# WORK REQUIRED
Check each line of the listing for the word "name" and give only the number of lines that have it.

# GIVEN DATA
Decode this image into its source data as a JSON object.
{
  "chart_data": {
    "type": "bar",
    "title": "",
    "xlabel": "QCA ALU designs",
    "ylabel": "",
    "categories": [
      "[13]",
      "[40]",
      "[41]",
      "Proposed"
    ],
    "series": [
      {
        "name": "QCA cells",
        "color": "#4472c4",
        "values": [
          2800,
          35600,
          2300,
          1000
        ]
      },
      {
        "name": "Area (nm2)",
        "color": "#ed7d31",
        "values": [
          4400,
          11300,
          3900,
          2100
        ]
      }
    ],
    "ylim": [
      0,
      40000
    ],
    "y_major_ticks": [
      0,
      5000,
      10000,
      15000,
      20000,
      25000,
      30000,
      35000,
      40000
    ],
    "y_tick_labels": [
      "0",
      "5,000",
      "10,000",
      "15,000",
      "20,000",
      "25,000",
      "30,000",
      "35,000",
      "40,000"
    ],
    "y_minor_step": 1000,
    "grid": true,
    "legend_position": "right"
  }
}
==
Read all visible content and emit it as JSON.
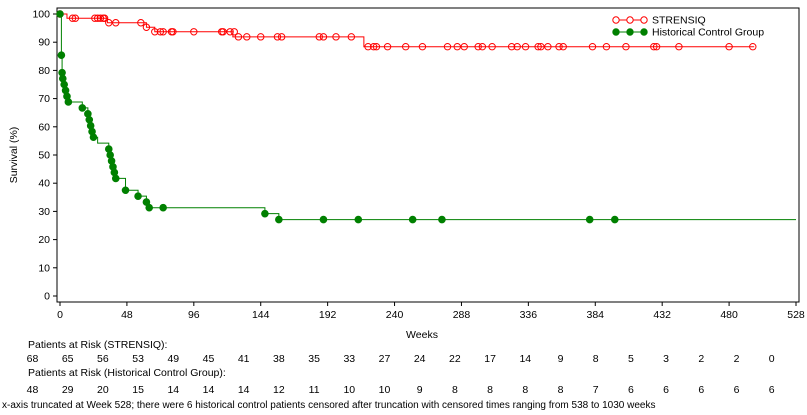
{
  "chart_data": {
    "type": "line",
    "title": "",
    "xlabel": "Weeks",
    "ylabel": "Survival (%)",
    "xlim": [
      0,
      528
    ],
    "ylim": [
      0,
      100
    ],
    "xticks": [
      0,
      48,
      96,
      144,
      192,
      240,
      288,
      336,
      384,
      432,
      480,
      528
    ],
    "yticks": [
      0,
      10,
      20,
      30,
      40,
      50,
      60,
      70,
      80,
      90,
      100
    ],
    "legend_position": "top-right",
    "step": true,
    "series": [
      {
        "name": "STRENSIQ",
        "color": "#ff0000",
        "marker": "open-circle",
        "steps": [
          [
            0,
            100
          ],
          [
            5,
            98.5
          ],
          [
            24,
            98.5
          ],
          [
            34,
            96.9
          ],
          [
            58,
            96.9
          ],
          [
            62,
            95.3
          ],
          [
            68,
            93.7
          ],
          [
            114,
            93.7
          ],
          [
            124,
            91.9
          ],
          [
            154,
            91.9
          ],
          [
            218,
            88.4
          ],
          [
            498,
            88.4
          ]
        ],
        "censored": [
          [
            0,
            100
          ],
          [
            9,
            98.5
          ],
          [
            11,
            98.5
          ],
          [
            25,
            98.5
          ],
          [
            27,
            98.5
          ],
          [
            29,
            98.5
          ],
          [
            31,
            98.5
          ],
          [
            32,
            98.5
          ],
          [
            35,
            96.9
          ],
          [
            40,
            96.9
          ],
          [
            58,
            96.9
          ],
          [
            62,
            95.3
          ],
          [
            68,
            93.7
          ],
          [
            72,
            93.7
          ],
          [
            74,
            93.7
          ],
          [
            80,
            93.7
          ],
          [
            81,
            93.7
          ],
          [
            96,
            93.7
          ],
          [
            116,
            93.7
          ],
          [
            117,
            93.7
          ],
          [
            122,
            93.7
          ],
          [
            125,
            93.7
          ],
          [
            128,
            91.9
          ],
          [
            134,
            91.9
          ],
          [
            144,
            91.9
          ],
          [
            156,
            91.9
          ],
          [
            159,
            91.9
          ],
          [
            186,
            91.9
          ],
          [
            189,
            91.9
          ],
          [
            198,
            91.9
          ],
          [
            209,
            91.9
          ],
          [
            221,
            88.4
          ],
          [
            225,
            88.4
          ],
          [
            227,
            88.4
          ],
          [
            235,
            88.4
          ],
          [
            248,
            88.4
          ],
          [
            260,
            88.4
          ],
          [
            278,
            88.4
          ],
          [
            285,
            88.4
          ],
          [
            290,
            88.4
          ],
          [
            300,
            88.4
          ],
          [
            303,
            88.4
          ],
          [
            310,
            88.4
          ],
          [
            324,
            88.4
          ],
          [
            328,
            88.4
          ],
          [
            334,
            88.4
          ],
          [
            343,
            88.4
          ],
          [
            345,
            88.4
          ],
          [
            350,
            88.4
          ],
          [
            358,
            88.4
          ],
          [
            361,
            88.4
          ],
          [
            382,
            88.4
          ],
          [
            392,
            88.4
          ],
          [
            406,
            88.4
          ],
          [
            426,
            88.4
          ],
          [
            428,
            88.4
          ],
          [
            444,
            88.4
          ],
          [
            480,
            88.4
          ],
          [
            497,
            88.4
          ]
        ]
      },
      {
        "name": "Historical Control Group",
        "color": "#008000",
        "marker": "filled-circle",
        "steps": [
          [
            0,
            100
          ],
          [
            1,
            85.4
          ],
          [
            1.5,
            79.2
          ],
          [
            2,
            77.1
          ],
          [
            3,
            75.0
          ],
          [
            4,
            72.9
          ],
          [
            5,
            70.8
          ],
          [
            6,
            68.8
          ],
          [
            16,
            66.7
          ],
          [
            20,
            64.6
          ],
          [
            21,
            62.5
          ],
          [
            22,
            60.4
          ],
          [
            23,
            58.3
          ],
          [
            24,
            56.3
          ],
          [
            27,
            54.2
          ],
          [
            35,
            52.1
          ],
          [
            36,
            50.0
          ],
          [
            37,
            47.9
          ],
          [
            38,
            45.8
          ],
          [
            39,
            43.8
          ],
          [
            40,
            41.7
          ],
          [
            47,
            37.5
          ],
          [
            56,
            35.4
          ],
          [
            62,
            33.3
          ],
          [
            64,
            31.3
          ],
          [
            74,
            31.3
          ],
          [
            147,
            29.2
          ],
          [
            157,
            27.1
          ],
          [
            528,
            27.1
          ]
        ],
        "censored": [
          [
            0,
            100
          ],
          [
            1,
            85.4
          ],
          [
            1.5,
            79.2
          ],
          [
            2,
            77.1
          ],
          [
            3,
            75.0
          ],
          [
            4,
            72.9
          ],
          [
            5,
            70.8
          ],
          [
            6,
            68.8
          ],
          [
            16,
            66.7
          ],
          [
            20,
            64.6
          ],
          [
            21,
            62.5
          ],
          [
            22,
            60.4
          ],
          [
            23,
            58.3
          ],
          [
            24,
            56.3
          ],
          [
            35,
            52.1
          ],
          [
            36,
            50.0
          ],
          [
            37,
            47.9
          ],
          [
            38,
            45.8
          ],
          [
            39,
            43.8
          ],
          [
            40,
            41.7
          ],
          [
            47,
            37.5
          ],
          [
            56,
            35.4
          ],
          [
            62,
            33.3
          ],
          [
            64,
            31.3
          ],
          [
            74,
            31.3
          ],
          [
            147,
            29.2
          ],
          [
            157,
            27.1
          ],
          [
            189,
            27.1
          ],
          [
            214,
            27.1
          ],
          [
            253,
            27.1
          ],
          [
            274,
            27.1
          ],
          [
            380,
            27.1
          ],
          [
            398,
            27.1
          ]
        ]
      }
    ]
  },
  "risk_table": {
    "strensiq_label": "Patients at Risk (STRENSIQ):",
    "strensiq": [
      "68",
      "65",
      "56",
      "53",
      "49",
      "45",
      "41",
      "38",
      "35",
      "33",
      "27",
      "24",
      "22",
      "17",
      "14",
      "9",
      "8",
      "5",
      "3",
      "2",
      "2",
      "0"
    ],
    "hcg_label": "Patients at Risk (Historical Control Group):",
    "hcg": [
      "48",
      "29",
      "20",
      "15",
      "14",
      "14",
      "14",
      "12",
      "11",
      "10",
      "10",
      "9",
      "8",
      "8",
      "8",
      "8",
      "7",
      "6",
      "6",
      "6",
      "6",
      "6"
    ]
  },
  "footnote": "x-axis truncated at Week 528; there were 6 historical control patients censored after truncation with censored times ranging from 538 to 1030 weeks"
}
==
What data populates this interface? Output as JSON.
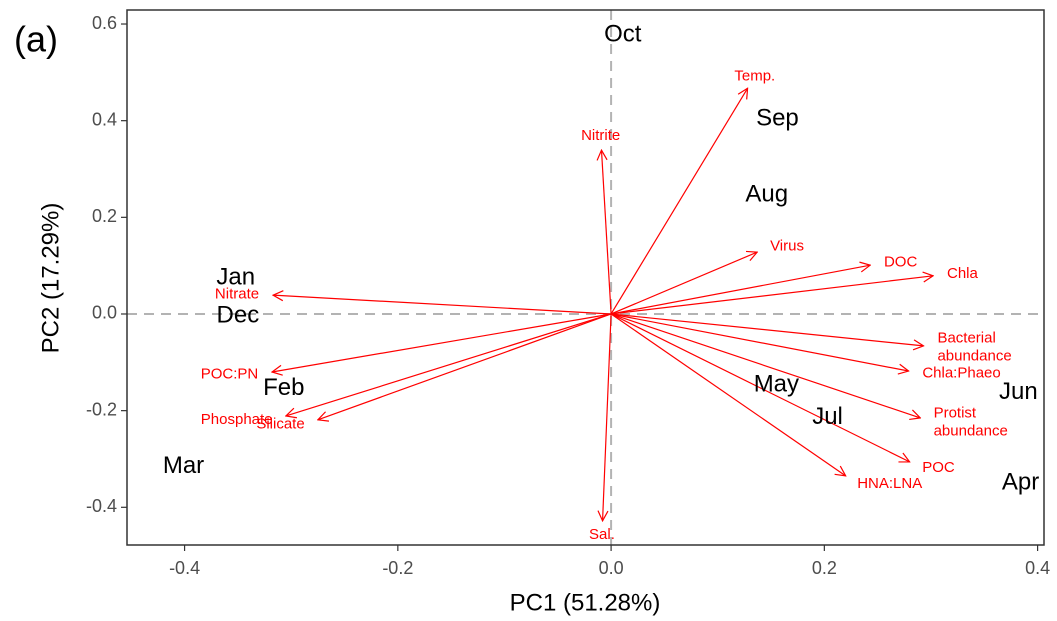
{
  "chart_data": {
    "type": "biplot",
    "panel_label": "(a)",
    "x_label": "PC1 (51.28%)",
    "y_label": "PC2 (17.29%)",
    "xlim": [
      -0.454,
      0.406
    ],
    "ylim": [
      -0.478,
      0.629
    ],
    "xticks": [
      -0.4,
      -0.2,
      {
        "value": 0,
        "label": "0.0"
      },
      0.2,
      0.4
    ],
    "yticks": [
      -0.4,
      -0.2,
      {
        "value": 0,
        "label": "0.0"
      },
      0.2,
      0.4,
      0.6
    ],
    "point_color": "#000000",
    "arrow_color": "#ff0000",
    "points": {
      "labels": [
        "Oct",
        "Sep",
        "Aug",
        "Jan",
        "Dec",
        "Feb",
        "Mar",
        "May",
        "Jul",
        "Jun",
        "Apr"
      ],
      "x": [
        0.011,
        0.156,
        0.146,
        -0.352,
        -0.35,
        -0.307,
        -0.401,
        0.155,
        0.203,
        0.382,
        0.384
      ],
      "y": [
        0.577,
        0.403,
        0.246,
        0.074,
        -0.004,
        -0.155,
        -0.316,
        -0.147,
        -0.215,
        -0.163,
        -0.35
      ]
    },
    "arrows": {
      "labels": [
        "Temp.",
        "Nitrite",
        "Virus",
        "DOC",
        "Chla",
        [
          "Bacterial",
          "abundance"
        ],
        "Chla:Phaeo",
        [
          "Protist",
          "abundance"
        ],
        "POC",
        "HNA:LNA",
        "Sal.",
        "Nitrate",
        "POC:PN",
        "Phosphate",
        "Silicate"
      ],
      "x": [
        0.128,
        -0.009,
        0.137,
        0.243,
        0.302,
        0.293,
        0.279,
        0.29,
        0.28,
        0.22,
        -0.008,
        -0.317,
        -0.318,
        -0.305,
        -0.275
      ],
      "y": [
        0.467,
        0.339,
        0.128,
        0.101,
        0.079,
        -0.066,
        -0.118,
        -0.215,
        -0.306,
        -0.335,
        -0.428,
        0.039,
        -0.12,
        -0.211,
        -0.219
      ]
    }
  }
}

# RESPONSE TO THE EXERCISE
4